Consider time dimensions
- What matters:
  - Last quarter?
  - Last year?
  - Other time frames?
- Cyclicality

Time matters a lot for retail

How to capture time effects?

Autoregression
- Regress $y_t$ on earlier value(s) of itself
  - Last quarter, last year, etc.
Controlling for time directly in the model
- Essentially the same as fixed effects last week

The data

From quarterly reports
Two sets of firms:
- US “Hypermarkets & Super Centers” (GICS: 30101040)
- US “Multiline Retail” (GICS: 255030)
Data from Compustat - Capital IQ > North America - Daily > Fundamentals Quarterly

Formalization

Question
- How can we predict quarterly revenue for large retail companies?
Hypothesis (just the alternative ones)
1. Current quarter revenue helps predict next quarter revenue
2. 3 quarters ago revenue helps predict next quarter revenue (Year-over-year)
3. Different quarters exhibit different patterns (seasonality)

**PROVIDED INFORMATION**
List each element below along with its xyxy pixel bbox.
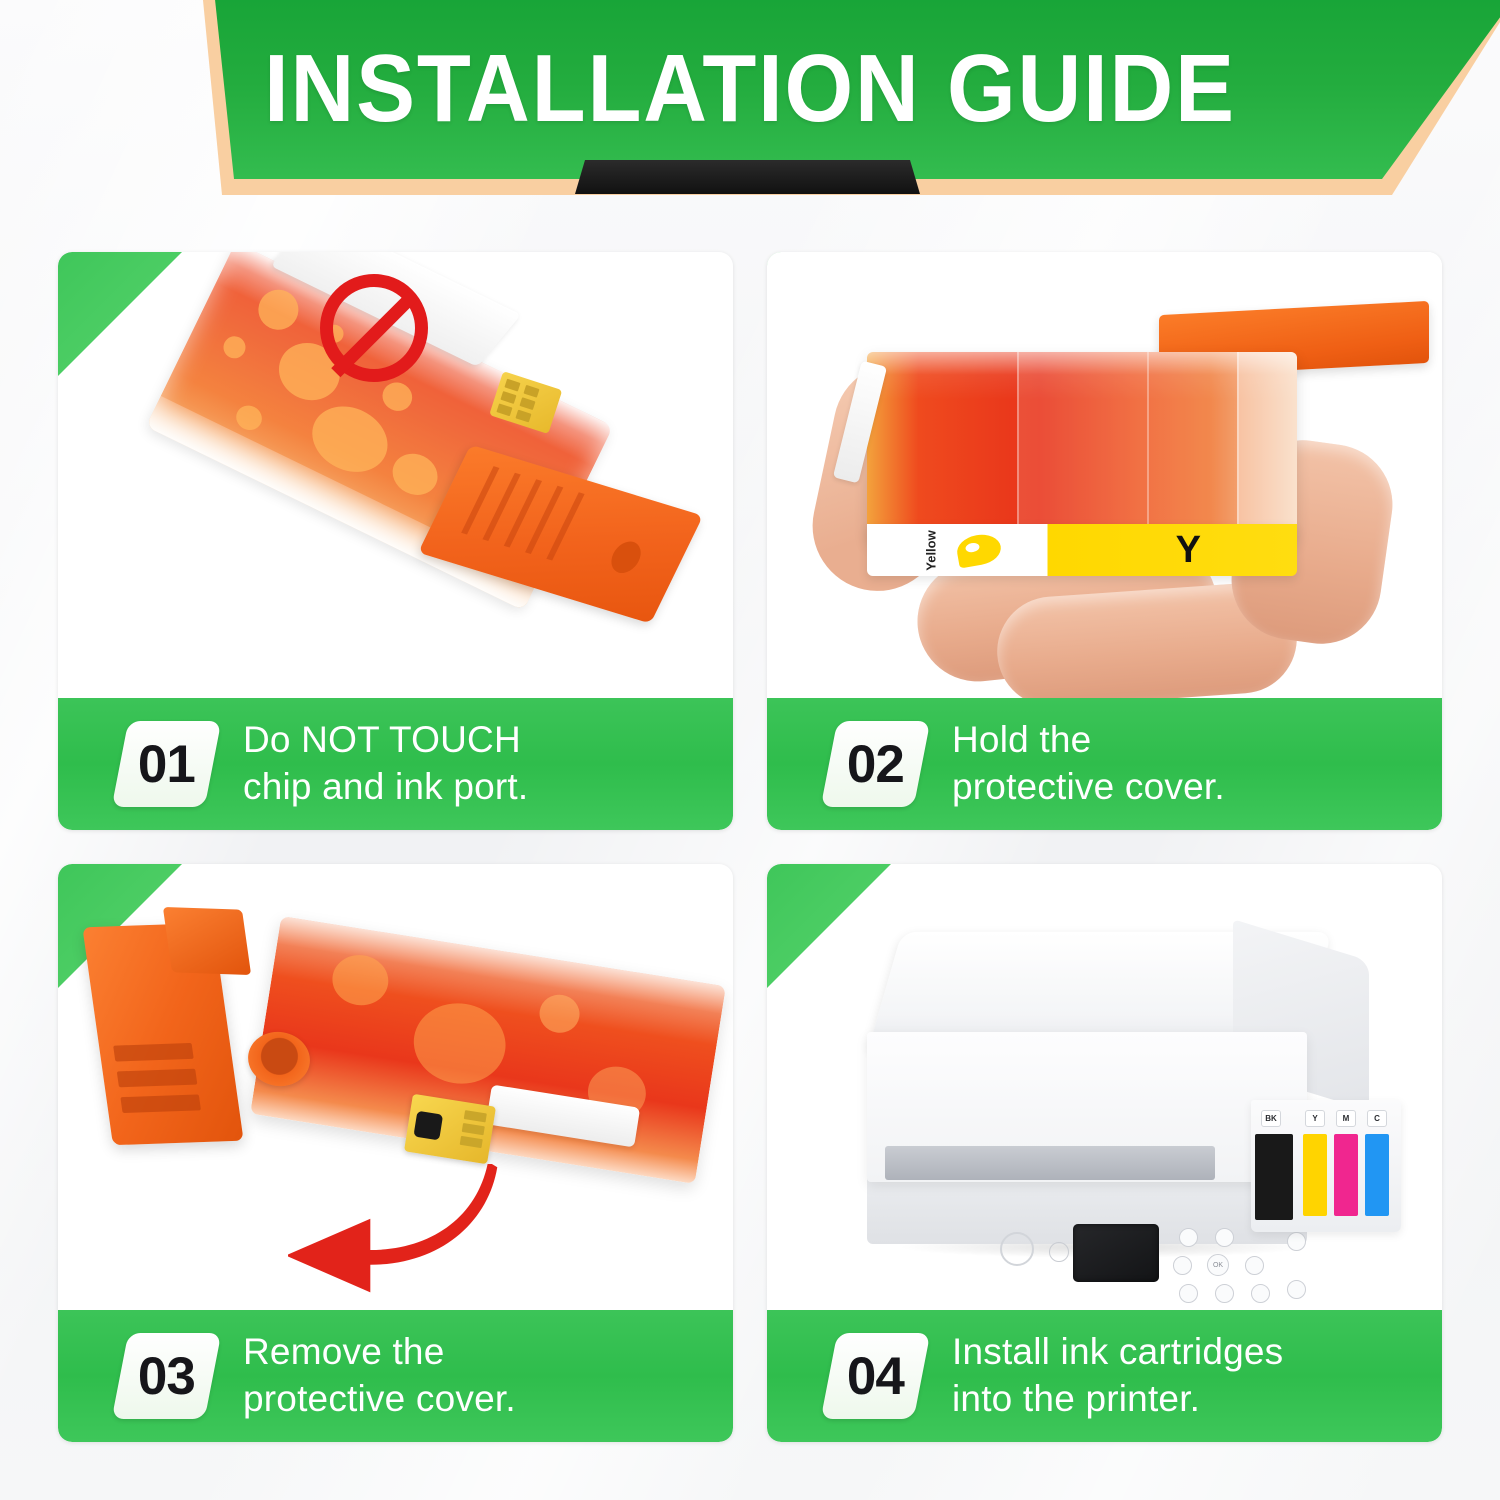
step-number-03: 03 [138,1346,195,1407]
color-start-button[interactable] [1287,1280,1306,1299]
ink-tag-c: C [1367,1110,1387,1127]
step-number-04: 04 [847,1346,904,1407]
step-text-line2-03: protective cover. [243,1376,516,1423]
step-text-line1-01: Do NOT TOUCH [243,719,521,760]
copy-button[interactable] [1251,1284,1270,1303]
arrow-left-button[interactable] [1173,1256,1192,1275]
arrow-up-button[interactable] [1215,1228,1234,1247]
home-button[interactable] [1049,1242,1069,1262]
step-text-line2-01: chip and ink port. [243,764,528,811]
printer-illustration: OK BK Y M C [767,864,1442,1310]
ink-tank-panel: BK Y M C [1251,1100,1401,1232]
cartridge-body-icon [867,352,1297,542]
step-photo-01 [58,252,733,698]
output-tray [885,1146,1215,1180]
arrow-right-button[interactable] [1245,1256,1264,1275]
step-card-03[interactable]: 03 Remove the protective cover. [58,864,733,1442]
step-caption-01: 01 Do NOT TOUCH chip and ink port. [58,698,733,830]
step-photo-04: OK BK Y M C [767,864,1442,1310]
page-title: INSTALLATION GUIDE [60,34,1440,144]
cartridge-color-label: Yellow Y [867,524,1297,576]
ink-window-c [1365,1134,1389,1216]
step-text-line1-02: Hold the [952,719,1091,760]
no-touch-prohibition-icon [320,274,428,382]
protective-cover-icon [418,445,703,624]
page-header: INSTALLATION GUIDE [0,0,1500,205]
step-text-line1-03: Remove the [243,1331,445,1372]
ok-button-label: OK [1213,1262,1223,1269]
step-number-badge-02: 02 [821,721,931,807]
banner-bottom-tab [575,160,920,194]
ink-tag-bk: BK [1261,1110,1281,1127]
step-number-badge-04: 04 [821,1333,931,1419]
lcd-screen [1073,1224,1159,1282]
step-caption-02: 02 Hold the protective cover. [767,698,1442,830]
step-card-02[interactable]: Yellow Y 02 Hold the protective cover. [767,252,1442,830]
cartridge-color-name: Yellow [924,530,939,570]
steps-grid: 01 Do NOT TOUCH chip and ink port. [58,252,1442,1460]
step-text-line2-02: protective cover. [952,764,1225,811]
step-text-02: Hold the protective cover. [952,717,1225,810]
step-text-line2-04: into the printer. [952,1376,1283,1423]
ink-tag-m: M [1336,1110,1356,1127]
step-text-01: Do NOT TOUCH chip and ink port. [243,717,528,810]
step-caption-03: 03 Remove the protective cover. [58,1310,733,1442]
settings-button[interactable] [1179,1228,1198,1247]
step-text-03: Remove the protective cover. [243,1329,516,1422]
mono-start-button[interactable] [1287,1232,1306,1251]
ok-button[interactable]: OK [1207,1254,1229,1276]
ink-tag-y: Y [1305,1110,1325,1127]
step-number-01: 01 [138,734,195,795]
remove-direction-arrow-icon [288,1164,518,1294]
step-card-04[interactable]: OK BK Y M C [767,864,1442,1442]
cartridge-color-code: Y [1176,530,1201,570]
step-number-02: 02 [847,734,904,795]
back-button[interactable] [1179,1284,1198,1303]
step-text-line1-04: Install ink cartridges [952,1331,1283,1372]
power-button[interactable] [1000,1232,1034,1266]
ink-window-bk [1255,1134,1293,1220]
step-card-01[interactable]: 01 Do NOT TOUCH chip and ink port. [58,252,733,830]
cartridge-chip-icon [404,1094,496,1164]
ink-drop-icon [955,531,1004,568]
cover-latch-icon [163,907,251,975]
step-photo-02: Yellow Y [767,252,1442,698]
step-caption-04: 04 Install ink cartridges into the print… [767,1310,1442,1442]
arrow-down-button[interactable] [1215,1284,1234,1303]
step-number-badge-03: 03 [112,1333,222,1419]
ink-window-y [1303,1134,1327,1216]
step-text-04: Install ink cartridges into the printer. [952,1329,1283,1422]
ink-window-m [1334,1134,1358,1216]
step-photo-03 [58,864,733,1310]
step-number-badge-01: 01 [112,721,222,807]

**EXERCISE INSTRUCTIONS**
1 – In the retail revenue slides, what GICS code is given for the US "Multiline Retail" firms?
2 – List every alternative hypothesis stated in the retail revenue slides.
3 – Reproduce the retail revenue slides starting with "- Last year?" and going on through "last year, etc.".

**REPLIES**
1 – 255030

2 –
1. Current quarter revenue helps predict next quarter revenue.
2. Revenue from 3 quarters ago helps predict next quarter revenue (year-over-year).
3. Different quarters exhibit different patterns (seasonality).

3 –
- Last year?
  - Other time frames?
- Cyclicality

Time matters a lot for retail

How to capture time effects?

Autoregression
- Regress $y_t$ on earlier value(s) of itself
  - Last quarter, last year, etc.